Um Conto Sombrio dos Grimm: qual a idade indicativa?

Um Conto Sombrio dos Grimm: qual a idade indicativa?

Sociedade de Pediatria de São Paulo
Texto divulgado em 23/11/2021


Comentário sobre a série Um Conto Sombrio dos Grimm, produção da Netflix que estreou em 8/10/2021, destinada a maiores de 10 anos de idade.

Apesar do pouco tempo de exibição, já estão “chovendo” recomendações de pais assustados solicitando que as famílias “bloqueiem” a série para que os filhos não a vejam. Inspirada em alguns contos dos irmãos Grimm, mescla os enredos e choca logo nos primeiros minutos do episódio 1, (aqui vai um spoiler) quando os pais decapitam os filhos. Depois, as cabeças são costuradas com um fio mágico, “ressuscitando” seus corpos. Na sequência há mais cenas chocantes: violência, canibalismo, viagem ao inferno, entre outras e, mesmo para uma cultura diferente da nossa – como a escandinava – esse tipo de história pode ser difícil de aceitar.

Em toda fábula há uma partida, na qual são apresentados os personagens e a situação. Pode ser um evento traumático, uma briga, uma frustração, um desconforto, uma dúvida; enfim, é grande o leque de opções. Segue-se uma travessia, com emboscadas, lutas, situações perigosas, seres fantasmagóricos, personagens do mal. Paralelamente, a esperança nunca deixa de estar presente por meio de personagens do bem, fadas por exemplo. Na parte final ou chegada – em geral com final feliz – há um ensinamento, uma “moral da história”.

Esta série tem méritos: aborda questões relevantes que merecem discussão. Erra, no entanto, ao definir a faixa etária a que se destina. A riqueza dos temas apresentados só pode ser captada por pessoas com pensamento abstrato já desenvolvido, que não ocorre em menores de 10 anos.

A narrativa é contada por 3 corvos com personalidades diferentes: o sádico, o contemporizador e o pragmático. Esses personagens aparecem na tentativa de ocultar formas de violência mais pesadas ou para avisar para os pais que as cenas são fortes.

Os personagens principais são duas crianças – João e Maria – que parecem adolescentes. No início, partem em busca de um lar e de uma família perfeitos” e, pelo caminho, encontram vários personagens, que pensam ser a solução buscada. Andam por lugares escuros, que simbolizam o medo e a angústia que sentem.  Tentam encontrar o Norte, o caminho, com o encontro com “seres”, como o sol, a lua e as nuvens.

### [SEÇÃO DE DADOS]
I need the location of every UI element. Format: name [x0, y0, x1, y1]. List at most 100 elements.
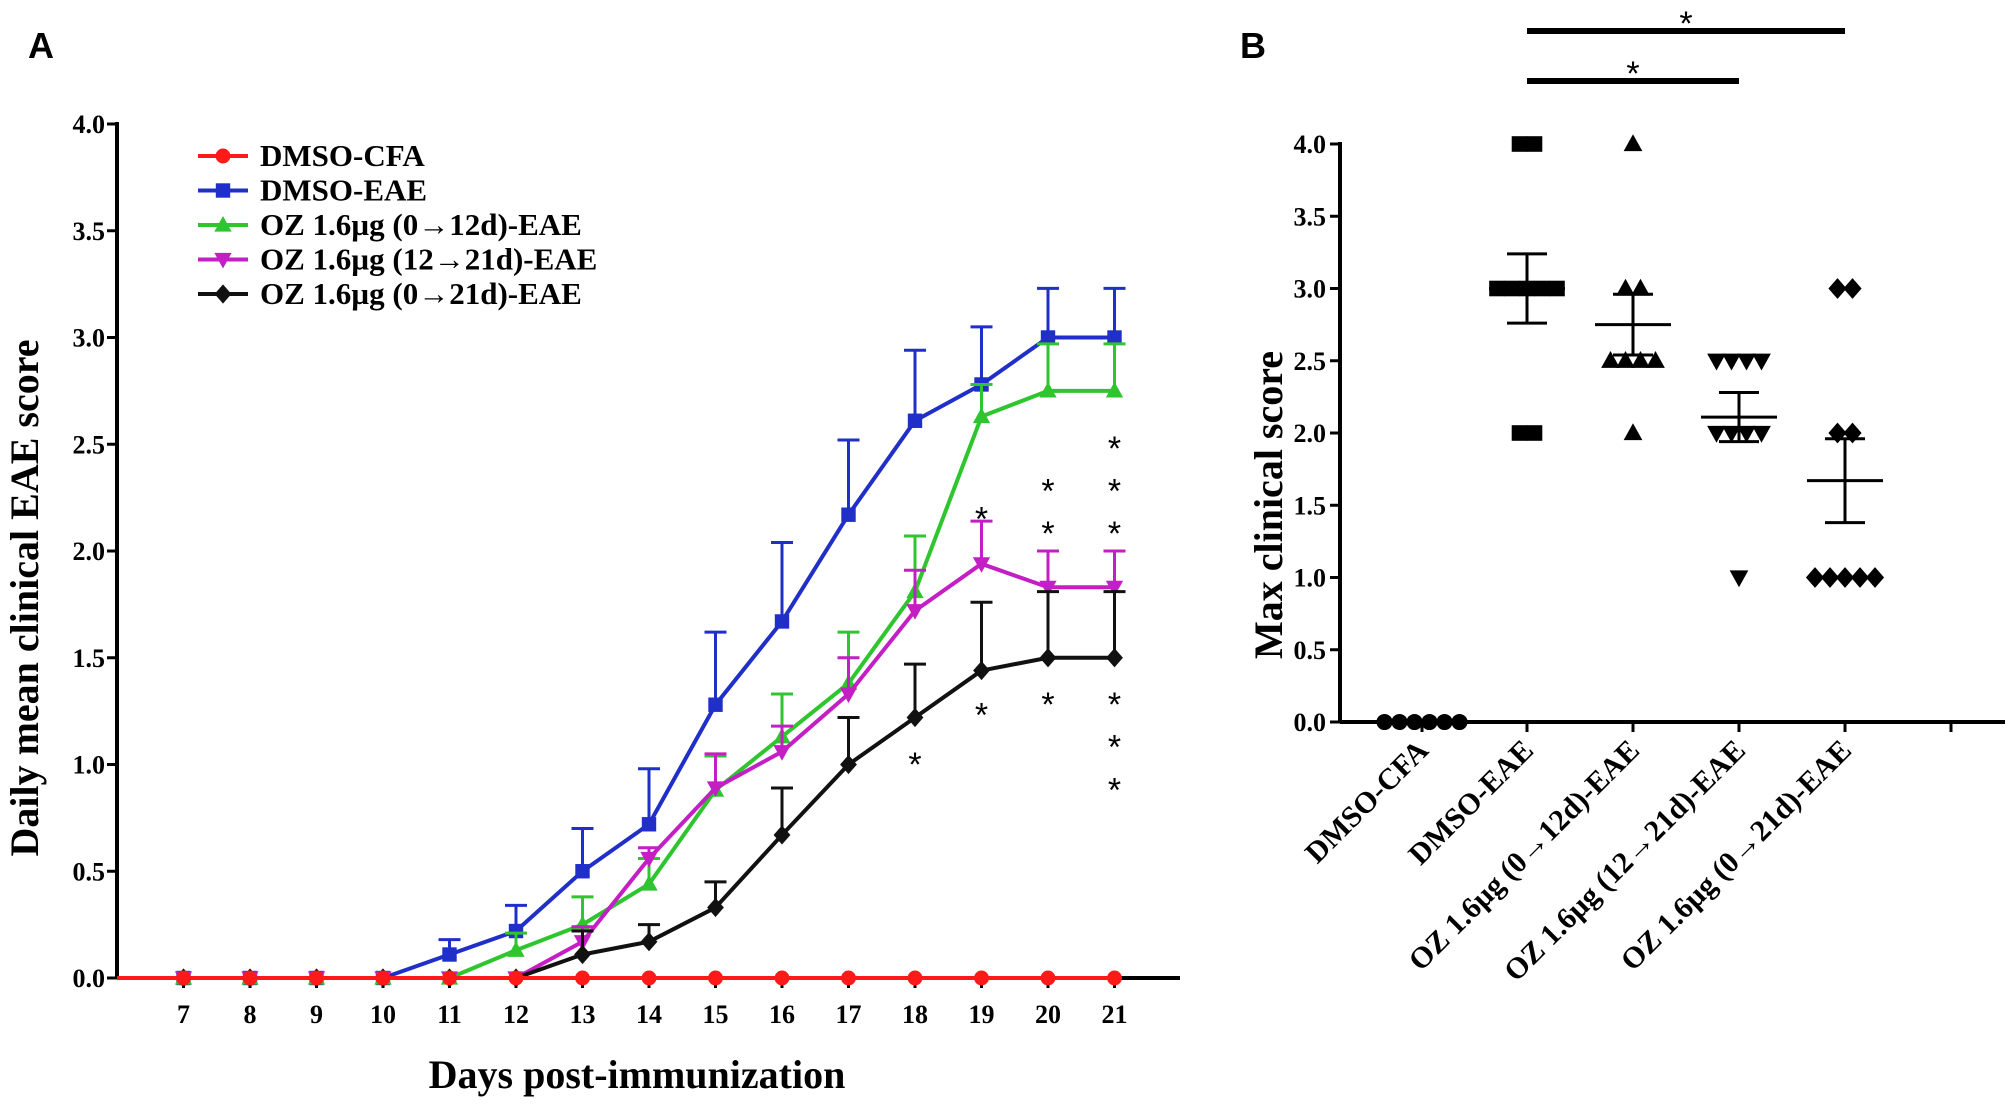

### [LISTA DE TAREFAS]
A: Segundo o texto fornecido, quem conta a narrativa da série?
B: Reproduza o trecho do texto fornecido começando em "Os personagens principais" e seguindo até "e as nuvens.", substituindo "lugares escuros" por "caminhos sombrios".
C: Indique se cada afirmação concorda com o texto fornecido e justifique com as palavras exatas dele: (i) a série é destinada a maiores de 10 anos de idade; (ii) a série não tem méritos; (iii) os personagens principais são três corvos.
Para responder, baseie-se exclusivamente no texto fornecido.

### [SOLUÇÕES COMENTADAS]
A: Três corvos com personalidades diferentes: o sádico, o contemporizador e o pragmático.

B:
Os personagens principais são duas crianças – João e Maria – que parecem adolescentes. No início, partem em busca de um lar e de uma família perfeitos” e, pelo caminho, encontram vários personagens, que pensam ser a solução buscada. Andam por caminhos sombrios, que simbolizam o medo e a angústia que sentem.  Tentam encontrar o Norte, o caminho, com o encontro com “seres”, como o sol, a lua e as nuvens.

C:
(i) Sim: "destinada a maiores de 10 anos de idade".
(ii) Não: "Esta série tem méritos".
(iii) Não: "Os personagens principais são duas crianças – João e Maria".